OBJECTIVE> Duplicate the stretch of the records from the line containing "grain-boundary (438, 570, 455, 586)" through the line containing "pore (465, 504, 470, 510)", with both of those lines included.

Dataset items>
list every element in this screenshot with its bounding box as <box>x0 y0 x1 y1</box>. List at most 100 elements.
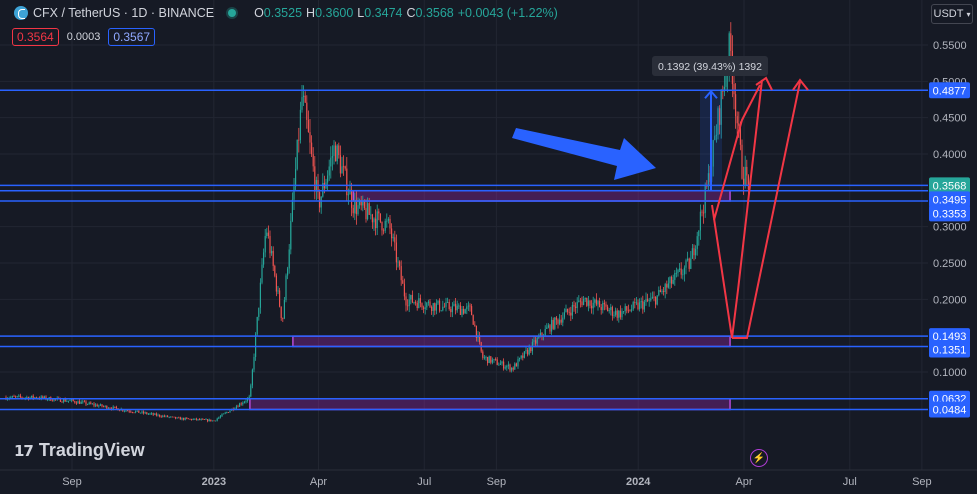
candle-body <box>453 303 455 307</box>
candle-body <box>351 189 353 208</box>
candle-body <box>618 310 620 318</box>
buy-price-button[interactable]: 0.3567 <box>108 28 156 46</box>
candle-body <box>352 207 354 214</box>
candle-body <box>91 403 93 405</box>
lightning-icon[interactable]: ⚡ <box>750 449 768 467</box>
candle-body <box>610 307 612 311</box>
candle-body <box>18 395 20 397</box>
candle-body <box>240 403 242 405</box>
candle-body <box>255 334 257 357</box>
zone-rect <box>352 189 731 202</box>
candle-body <box>115 406 117 409</box>
candle-body <box>229 410 231 413</box>
candle-body <box>34 397 36 399</box>
candle-body <box>112 406 114 410</box>
price-axis[interactable]: 0.55000.50000.45000.40000.35000.30000.25… <box>928 0 977 470</box>
candle-body <box>248 396 250 399</box>
candle-body <box>459 305 461 315</box>
candle-body <box>359 200 361 206</box>
candle-body <box>394 237 396 243</box>
candle-body <box>88 402 90 405</box>
candle-body <box>199 419 201 420</box>
candle-body <box>295 169 297 187</box>
candle-body <box>675 272 677 274</box>
candle-body <box>59 398 61 402</box>
candle-body <box>515 363 517 367</box>
candle-body <box>357 205 359 215</box>
candle-body <box>725 75 727 87</box>
candle-body <box>330 157 332 167</box>
candle-body <box>63 399 65 403</box>
candle-body <box>719 108 721 125</box>
candle-body <box>586 297 588 306</box>
candle-body <box>560 319 562 323</box>
candle-body <box>195 418 197 420</box>
candle-body <box>173 416 175 418</box>
candle-body <box>339 155 341 174</box>
candle-body <box>408 299 410 307</box>
candle-body <box>205 419 207 421</box>
candle-body <box>698 230 700 237</box>
candle-body <box>235 406 237 409</box>
candle-body <box>327 175 329 183</box>
candle-body <box>482 351 484 358</box>
candle-body <box>509 364 511 371</box>
candle-body <box>629 310 631 312</box>
candle-body <box>552 319 554 329</box>
candle-body <box>104 405 106 407</box>
candle-body <box>621 311 623 318</box>
candle-body <box>251 369 253 386</box>
candle-body <box>75 402 77 404</box>
candle-body <box>213 420 215 422</box>
currency-selector[interactable]: USDT ▾ <box>931 4 973 24</box>
horizontal-levels[interactable] <box>0 89 928 411</box>
candle-body <box>130 411 132 413</box>
candle-body <box>613 314 615 316</box>
sell-price-button[interactable]: 0.3564 <box>12 28 59 46</box>
price-tick-label: 0.2000 <box>933 294 967 306</box>
drawing-tools[interactable]: 0.1392 (39.43%) 1392 <box>512 56 809 339</box>
candle-body <box>551 319 553 332</box>
candle-body <box>19 395 21 398</box>
candle-body <box>242 402 244 405</box>
candle-body <box>573 304 575 307</box>
candle-body <box>607 306 609 312</box>
candle-body <box>717 108 719 135</box>
candle-body <box>269 235 271 254</box>
candle-body <box>693 248 695 256</box>
price-level-tag-label: 0.3495 <box>933 194 967 206</box>
candle-body <box>517 359 519 367</box>
candle-body <box>707 173 709 187</box>
candle-body <box>535 340 537 344</box>
candle-body <box>743 178 745 185</box>
candle-body <box>279 290 281 307</box>
candle-body <box>495 359 497 360</box>
candle-body <box>237 406 239 408</box>
price-level-tag-label: 0.0484 <box>933 404 967 416</box>
candle-body <box>451 306 453 313</box>
price-tick-label: 0.5500 <box>933 40 967 52</box>
projection-arrow-2 <box>732 81 801 339</box>
projection-arrowhead-2 <box>792 78 809 91</box>
candle-body <box>616 310 618 318</box>
price-level-tag <box>929 205 970 222</box>
candle-body <box>479 335 481 343</box>
candle-body <box>336 145 338 162</box>
candle-body <box>690 258 692 269</box>
time-tick-label: Apr <box>310 476 327 488</box>
candle-body <box>264 236 266 253</box>
candle-body <box>701 211 703 213</box>
candle-body <box>77 401 79 404</box>
candle-body <box>671 276 673 284</box>
candle-body <box>739 125 741 145</box>
candle-body <box>602 302 604 311</box>
symbol-title[interactable]: CFX / TetherUS · 1D · BINANCE <box>33 6 215 20</box>
candle-body <box>215 420 217 422</box>
price-level-tag-label: 0.3353 <box>933 208 967 220</box>
candle-body <box>376 211 378 229</box>
candle-body <box>45 396 47 400</box>
candle-body <box>253 356 255 370</box>
time-axis[interactable]: Sep 2023 Apr Jul Sep 2024 Apr Jul Sep <box>0 469 977 488</box>
candle-body <box>432 303 434 311</box>
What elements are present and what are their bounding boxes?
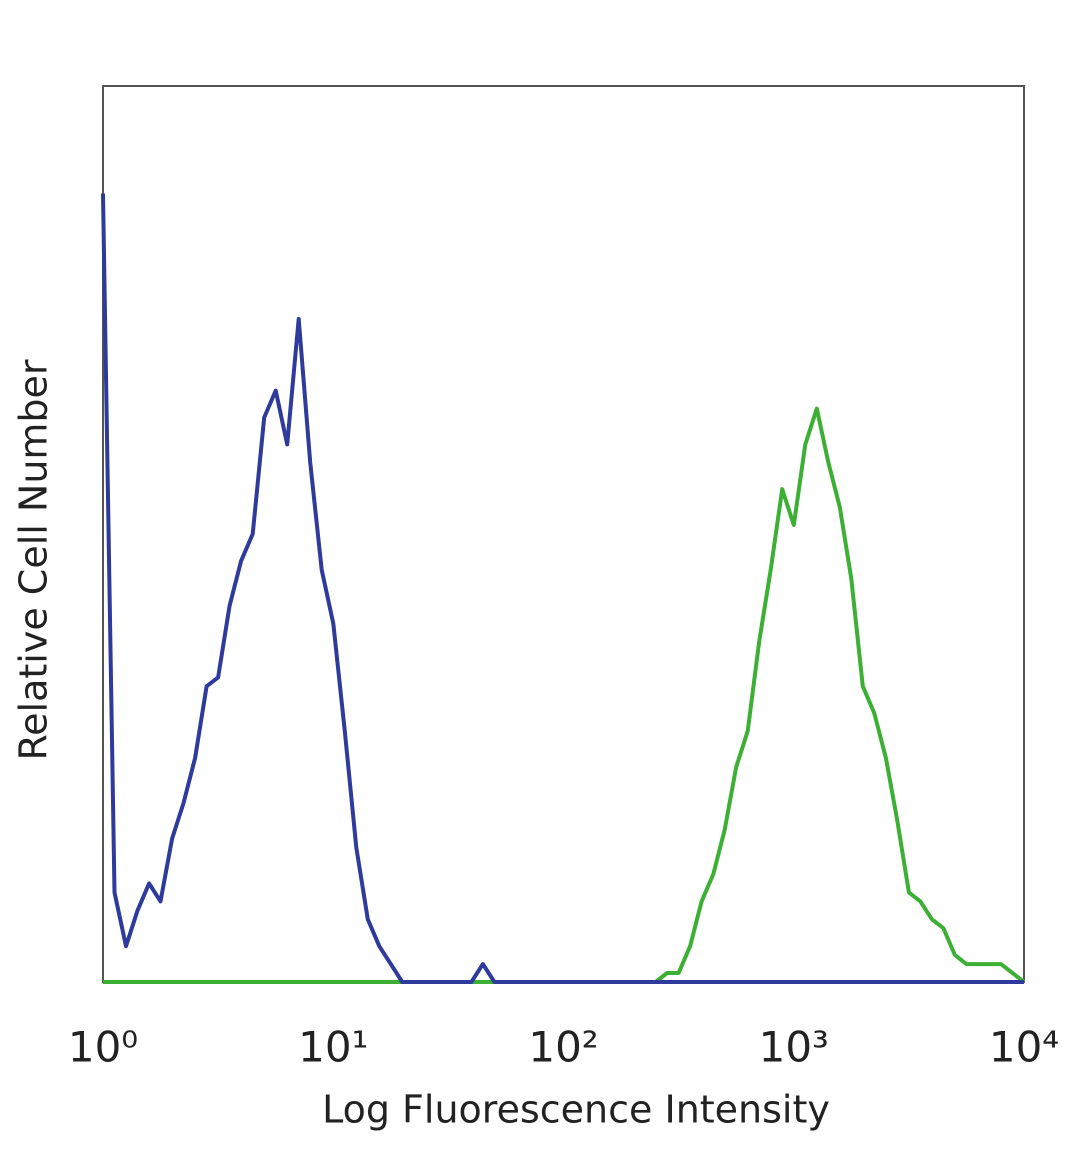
histogram-line xyxy=(101,193,1024,984)
x-tick-label: 10³ xyxy=(759,1023,829,1072)
plot-frame xyxy=(102,85,1025,983)
x-tick-label: 10² xyxy=(528,1023,598,1072)
x-tick-label: 10⁴ xyxy=(989,1023,1059,1072)
x-tick-label: 10¹ xyxy=(298,1023,368,1072)
y-axis-label: Relative Cell Number xyxy=(12,359,56,760)
x-axis-label: Log Fluorescence Intensity xyxy=(322,1088,830,1132)
x-tick-label: 10⁰ xyxy=(68,1023,138,1072)
histogram-line xyxy=(103,406,1026,984)
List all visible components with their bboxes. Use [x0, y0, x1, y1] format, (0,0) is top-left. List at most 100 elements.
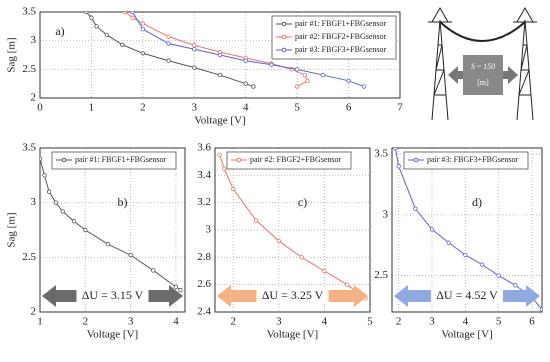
data-point: [294, 67, 300, 72]
data-point: [192, 47, 197, 52]
annotation-box: [431, 289, 503, 303]
x-tick-label: 6: [529, 316, 535, 328]
data-point: [302, 72, 308, 78]
x-tick-label: 7: [397, 102, 403, 114]
legend-marker: [413, 157, 419, 163]
data-point: [294, 84, 300, 89]
x-tick-label: 4: [322, 316, 328, 328]
data-point: [120, 42, 125, 47]
data-point: [479, 262, 485, 267]
plot-frame: [391, 147, 543, 313]
data-point: [251, 84, 256, 89]
x-tick-label: 2: [396, 316, 402, 328]
data-point: [269, 62, 274, 67]
x-tick-label: 6: [346, 102, 352, 114]
data-point: [130, 12, 135, 15]
y-tick-label: 3.5: [22, 142, 36, 154]
plot-area: [84, 12, 367, 89]
series-line: [219, 154, 366, 299]
annotation: ΔU = 3.15 V: [82, 288, 144, 302]
data-point: [71, 219, 77, 224]
legend-entry: pair #2: FBGF2+FBGsensor: [250, 155, 342, 164]
plot-frame: [39, 147, 186, 313]
annotation-box: [256, 289, 329, 303]
legend-entry: pair #1: FBGF1+FBGsensor: [295, 19, 387, 28]
panel-label: d): [472, 195, 482, 209]
data-point: [305, 78, 310, 83]
series-line: [394, 148, 542, 310]
y-tick-label: 2: [31, 306, 37, 318]
data-point: [140, 21, 146, 26]
span-label: S ~ 150: [471, 62, 495, 71]
legend-box: [51, 151, 177, 170]
panel-label: b): [118, 195, 128, 209]
x-tick-label: 3: [429, 316, 435, 328]
x-tick-label: 2: [83, 316, 89, 328]
data-point: [243, 58, 248, 63]
legend-marker: [61, 157, 67, 163]
x-axis-label: Voltage [V]: [441, 329, 492, 341]
plot-area: [40, 156, 183, 293]
plot-area: [393, 148, 542, 312]
data-point: [89, 15, 94, 20]
legend-entry: pair #2: FBGF2+FBGsensor: [295, 32, 387, 41]
data-point: [221, 166, 227, 171]
y-tick-label: 2.4: [197, 306, 211, 318]
data-point: [166, 58, 171, 63]
tower-diagram: [428, 6, 537, 121]
data-point: [122, 12, 128, 15]
x-tick-label: 4: [463, 316, 469, 328]
data-point: [42, 173, 47, 178]
data-point: [539, 307, 542, 312]
data-point: [463, 252, 468, 258]
y-tick-label: 3: [31, 196, 37, 208]
series-line: [85, 12, 254, 88]
x-tick-label: 5: [367, 316, 373, 328]
y-axis-label: Sag [m]: [6, 212, 18, 247]
x-axis-label: Voltage [V]: [87, 329, 138, 341]
data-point: [253, 218, 259, 223]
x-tick-label: 2: [140, 102, 146, 114]
data-point: [217, 52, 223, 58]
data-point: [105, 242, 111, 247]
legend-box: [403, 151, 529, 170]
data-point: [166, 41, 171, 46]
data-point: [192, 65, 197, 70]
data-point: [104, 32, 110, 38]
series-line: [40, 158, 181, 291]
y-tick-label: 2.5: [22, 251, 36, 263]
legend-marker: [281, 34, 287, 40]
data-point: [94, 24, 99, 29]
data-point: [178, 287, 183, 293]
x-tick-label: 1: [37, 316, 43, 328]
data-point: [413, 206, 418, 211]
panel-label: c): [298, 195, 307, 209]
span-unit: [m]: [477, 78, 489, 87]
x-tick-label: 3: [128, 316, 134, 328]
data-point: [46, 189, 52, 194]
data-point: [429, 227, 435, 232]
x-tick-label: 4: [173, 316, 179, 328]
data-point: [513, 283, 518, 288]
y-tick-label: 3.5: [374, 148, 388, 160]
data-point: [40, 156, 43, 162]
data-point: [83, 227, 88, 233]
annotation: ΔU = 4.52 V: [436, 288, 498, 302]
x-tick-label: 2: [230, 316, 236, 328]
data-point: [243, 81, 248, 86]
y-tick-label: 3.6: [197, 142, 211, 154]
data-point: [192, 43, 197, 48]
y-tick-label: 3.4: [197, 169, 211, 181]
legend-entry: pair #3: FBGF3+FBGsensor: [427, 155, 519, 164]
data-point: [345, 282, 350, 287]
plot-frame: [39, 11, 401, 99]
y-tick-label: 3.5: [22, 6, 36, 18]
annotation-box: [76, 289, 149, 303]
x-tick-label: 4: [243, 102, 249, 114]
x-axis-label: Voltage [V]: [194, 115, 245, 127]
data-point: [361, 84, 367, 89]
x-tick-label: 3: [276, 316, 282, 328]
y-tick-label: 3.2: [197, 196, 211, 208]
x-tick-label: 5: [294, 102, 300, 114]
data-point: [299, 255, 304, 260]
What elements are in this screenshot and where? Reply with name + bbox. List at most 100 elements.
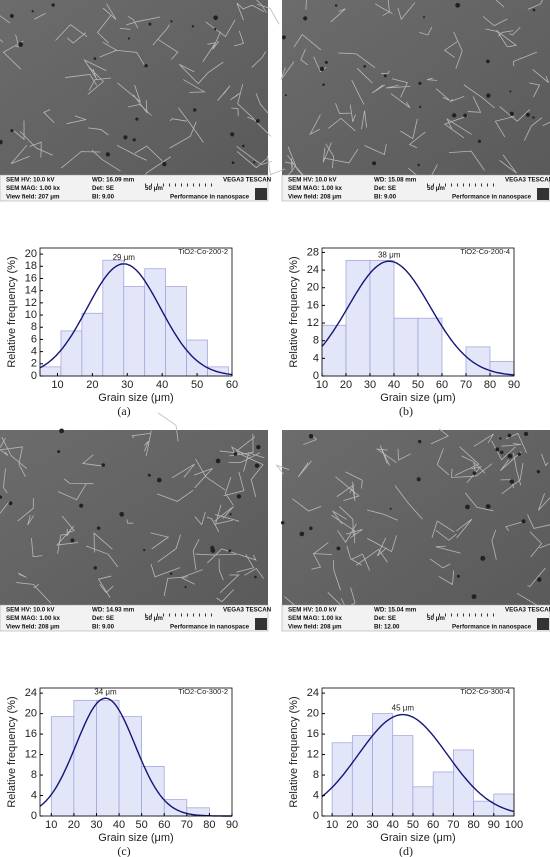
grain-boundary (438, 570, 455, 586)
grain-boundary (132, 94, 148, 114)
bar (186, 339, 208, 377)
pore (284, 94, 287, 97)
pore (417, 439, 422, 444)
grain-boundary (330, 8, 346, 23)
grain-boundary (352, 481, 356, 502)
grain-boundary (287, 146, 297, 176)
pore (309, 526, 313, 531)
x-tick-label: 10 (326, 819, 338, 831)
pore (119, 511, 125, 517)
grain-boundary (538, 493, 550, 511)
pore (465, 504, 470, 510)
y-tick-label: 0 (313, 370, 319, 382)
pore (477, 139, 482, 143)
y-tick-label: 20 (307, 282, 319, 294)
grain-boundary (96, 15, 112, 44)
grain-boundary (88, 127, 109, 136)
y-tick-label: 20 (25, 248, 37, 260)
pore (319, 66, 325, 72)
grain-boundary (297, 460, 312, 478)
sem-info-text: BI: 9.00 (374, 194, 397, 201)
grain-boundary (311, 552, 322, 570)
grain-boundary (349, 104, 356, 123)
pore (422, 16, 426, 19)
sem-info-text: WD: 15.08 mm (374, 177, 417, 184)
grain-boundary (242, 4, 265, 12)
x-tick-label: 20 (68, 819, 80, 831)
y-tick-label: 24 (307, 264, 319, 276)
grain-boundary (333, 560, 341, 591)
pore (523, 431, 529, 437)
grain-boundary (303, 435, 317, 446)
pore (536, 577, 542, 582)
grain-boundary (29, 141, 42, 158)
grain-boundary (193, 468, 213, 489)
y-tick-label: 18 (25, 260, 37, 272)
pore (418, 81, 422, 85)
grain-boundary (293, 33, 322, 51)
legend-label: TiO2-Co-200-2 (178, 247, 228, 256)
grain-boundary (114, 49, 147, 68)
x-tick-label: 100 (505, 819, 523, 831)
sem-info-text: SEM MAG: 1.00 kx (288, 615, 343, 622)
bar (96, 699, 120, 817)
sem-info-text: SEM MAG: 1.00 kx (6, 185, 61, 192)
pore (31, 10, 34, 13)
pore (499, 437, 502, 440)
bar (102, 259, 125, 377)
pore (10, 129, 14, 133)
y-tick-label: 16 (307, 299, 319, 311)
grain-boundary (244, 567, 264, 579)
sem-info-text: Det: SE (374, 615, 396, 622)
grain-boundary (367, 535, 397, 553)
y-axis-label: Relative frequency (%) (288, 256, 300, 367)
pore (336, 546, 341, 551)
sem-info-text: SEM MAG: 1.00 kx (288, 185, 343, 192)
grain-boundary (376, 537, 387, 557)
fit-annotation: 29 μm (113, 253, 136, 262)
grain-boundary (325, 143, 335, 169)
x-tick-label: 50 (412, 379, 424, 391)
grain-boundary (443, 41, 458, 58)
grain-boundary (56, 525, 79, 546)
grain-boundary (464, 492, 494, 512)
grain-boundary (491, 440, 516, 461)
grain-boundary (394, 485, 423, 520)
pore (0, 139, 3, 145)
fit-curve (321, 713, 515, 813)
x-axis-label: Grain size (μm) (380, 392, 455, 404)
grain-boundary (322, 142, 332, 163)
x-tick-label: 30 (121, 379, 133, 391)
pore (463, 113, 467, 118)
pore (57, 450, 61, 454)
sem-image: SEM HV: 10.0 kV WD: 15.04 mm VEGA3 TESCAN S… (275, 428, 550, 632)
grain-boundary (436, 448, 450, 476)
grain-boundary (391, 78, 408, 98)
sem-info-bar (281, 604, 550, 632)
pore (214, 28, 217, 31)
pore (236, 494, 242, 499)
grain-boundary (509, 26, 521, 36)
bar (60, 330, 83, 377)
fit-curve (321, 260, 515, 376)
pore (334, 4, 338, 7)
y-tick-label: 4 (31, 789, 37, 801)
grain-boundary (235, 436, 256, 457)
grain-boundary (169, 121, 197, 149)
pore (383, 74, 387, 78)
bar (73, 699, 97, 817)
fit-annotation: 38 μm (378, 250, 401, 259)
pore (389, 507, 392, 510)
grain-boundary (498, 30, 514, 37)
sem-info-text: SEM HV: 10.0 kV (288, 177, 337, 184)
grain-boundary (496, 29, 518, 48)
logo (255, 618, 267, 630)
x-tick-label: 60 (427, 819, 439, 831)
bar (417, 317, 443, 377)
y-tick-label: 14 (25, 285, 37, 297)
y-tick-label: 20 (25, 708, 37, 720)
fit-annotation: 34 μm (94, 687, 117, 696)
pore (480, 555, 486, 561)
grain-boundary (236, 2, 244, 21)
sem-info-text: View field: 207 μm (6, 194, 60, 201)
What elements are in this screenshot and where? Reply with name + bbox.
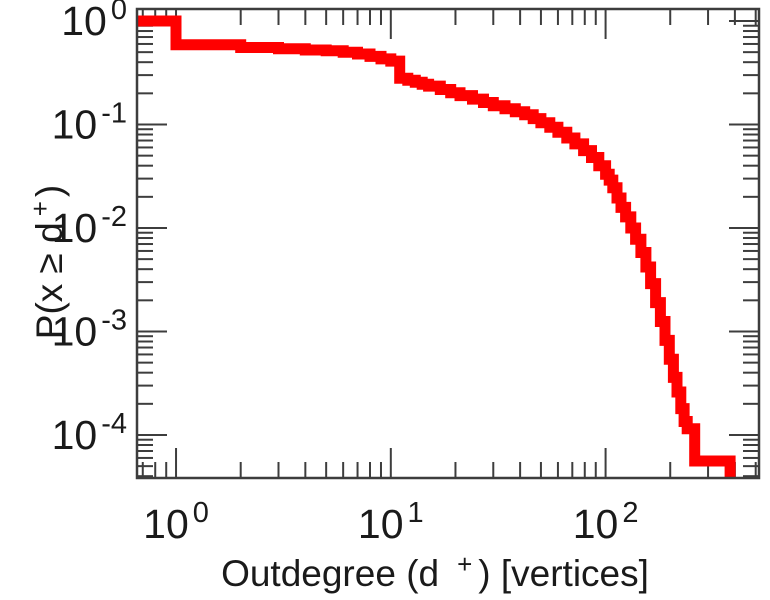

RESPONSE BELOW>
grain-boundary (438, 570, 455, 586)
grain-boundary (132, 94, 148, 114)
bar (186, 339, 208, 377)
pore (284, 94, 287, 97)
pore (417, 439, 422, 444)
grain-boundary (330, 8, 346, 23)
grain-boundary (352, 481, 356, 502)
grain-boundary (287, 146, 297, 176)
pore (309, 526, 313, 531)
x-tick-label: 10 (326, 819, 338, 831)
pore (119, 511, 125, 517)
grain-boundary (538, 493, 550, 511)
pore (465, 504, 470, 510)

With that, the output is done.